Exercise materials:
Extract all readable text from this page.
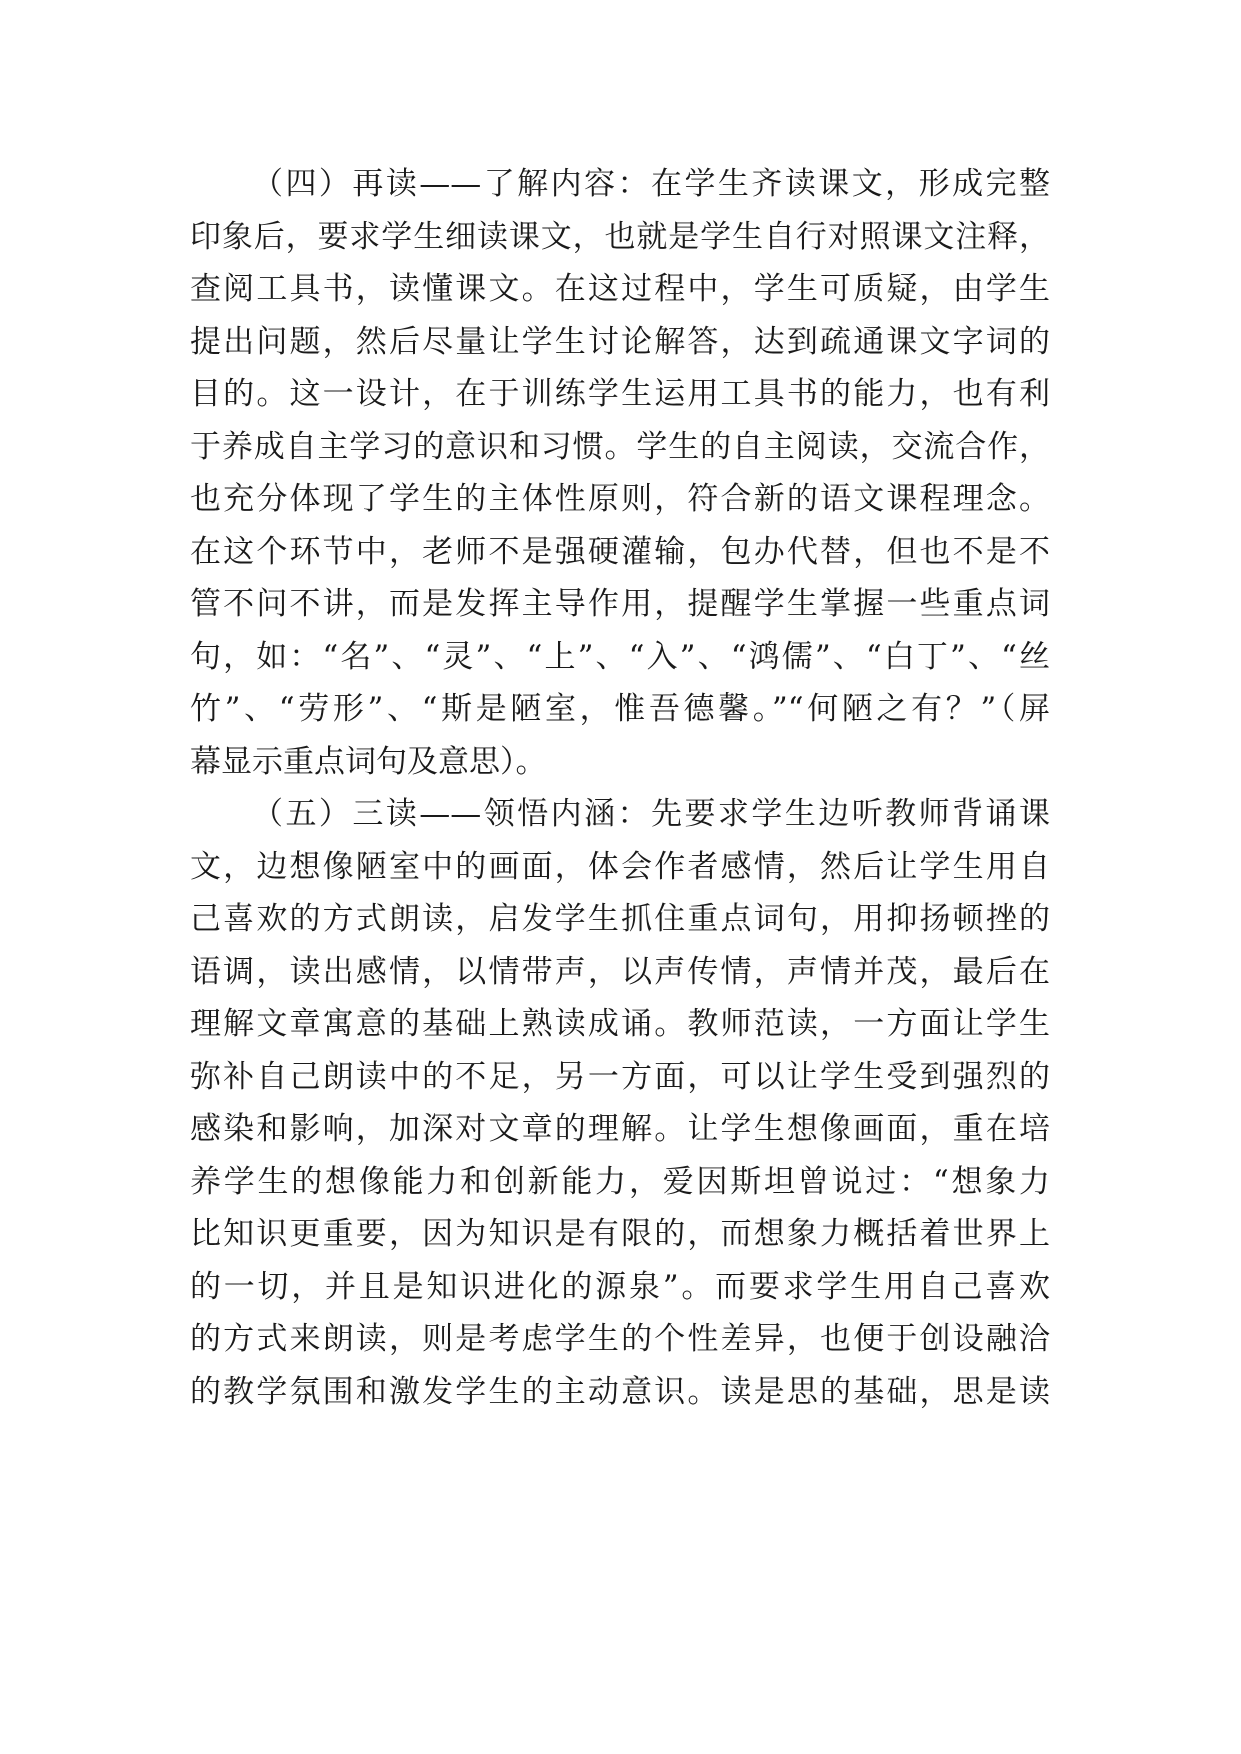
（四）再读——了解内容：在学生齐读课文，形成完整
印象后，要求学生细读课文，也就是学生自行对照课文注释，
查阅工具书，读懂课文。在这过程中，学生可质疑，由学生
提出问题，然后尽量让学生讨论解答，达到疏通课文字词的
目的。这一设计，在于训练学生运用工具书的能力，也有利
于养成自主学习的意识和习惯。学生的自主阅读，交流合作，
也充分体现了学生的主体性原则，符合新的语文课程理念。
在这个环节中，老师不是强硬灌输，包办代替，但也不是不
管不问不讲，而是发挥主导作用，提醒学生掌握一些重点词
句，如：“名”、“灵”、“上”、“入”、“鸿儒”、“白丁”、“丝
竹”、“劳形”、“斯是陋室，惟吾德馨。”“何陋之有？”（屏
幕显示重点词句及意思）。
（五）三读——领悟内涵：先要求学生边听教师背诵课
文，边想像陋室中的画面，体会作者感情，然后让学生用自
己喜欢的方式朗读，启发学生抓住重点词句，用抑扬顿挫的
语调，读出感情，以情带声，以声传情，声情并茂，最后在
理解文章寓意的基础上熟读成诵。教师范读，一方面让学生
弥补自己朗读中的不足，另一方面，可以让学生受到强烈的
感染和影响，加深对文章的理解。让学生想像画面，重在培
养学生的想像能力和创新能力，爱因斯坦曾说过：“想象力
比知识更重要，因为知识是有限的，而想象力概括着世界上
的一切，并且是知识进化的源泉”。而要求学生用自己喜欢
的方式来朗读，则是考虑学生的个性差异，也便于创设融洽
的教学氛围和激发学生的主动意识。读是思的基础，思是读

Do this:
Restate the data above word for word. Skip every picture.

Worked answer:
Extract all readable text from this page.
（四）再读——了解内容：在学生齐读课文，形成完整
印象后，要求学生细读课文，也就是学生自行对照课文注释，
查阅工具书，读懂课文。在这过程中，学生可质疑，由学生
提出问题，然后尽量让学生讨论解答，达到疏通课文字词的
目的。这一设计，在于训练学生运用工具书的能力，也有利
于养成自主学习的意识和习惯。学生的自主阅读，交流合作，
也充分体现了学生的主体性原则，符合新的语文课程理念。
在这个环节中，老师不是强硬灌输，包办代替，但也不是不
管不问不讲，而是发挥主导作用，提醒学生掌握一些重点词
句，如：“名”、“灵”、“上”、“入”、“鸿儒”、“白丁”、“丝
竹”、“劳形”、“斯是陋室，惟吾德馨。”“何陋之有？”（屏
幕显示重点词句及意思）。
（五）三读——领悟内涵：先要求学生边听教师背诵课
文，边想像陋室中的画面，体会作者感情，然后让学生用自
己喜欢的方式朗读，启发学生抓住重点词句，用抑扬顿挫的
语调，读出感情，以情带声，以声传情，声情并茂，最后在
理解文章寓意的基础上熟读成诵。教师范读，一方面让学生
弥补自己朗读中的不足，另一方面，可以让学生受到强烈的
感染和影响，加深对文章的理解。让学生想像画面，重在培
养学生的想像能力和创新能力，爱因斯坦曾说过：“想象力
比知识更重要，因为知识是有限的，而想象力概括着世界上
的一切，并且是知识进化的源泉”。而要求学生用自己喜欢
的方式来朗读，则是考虑学生的个性差异，也便于创设融洽
的教学氛围和激发学生的主动意识。读是思的基础，思是读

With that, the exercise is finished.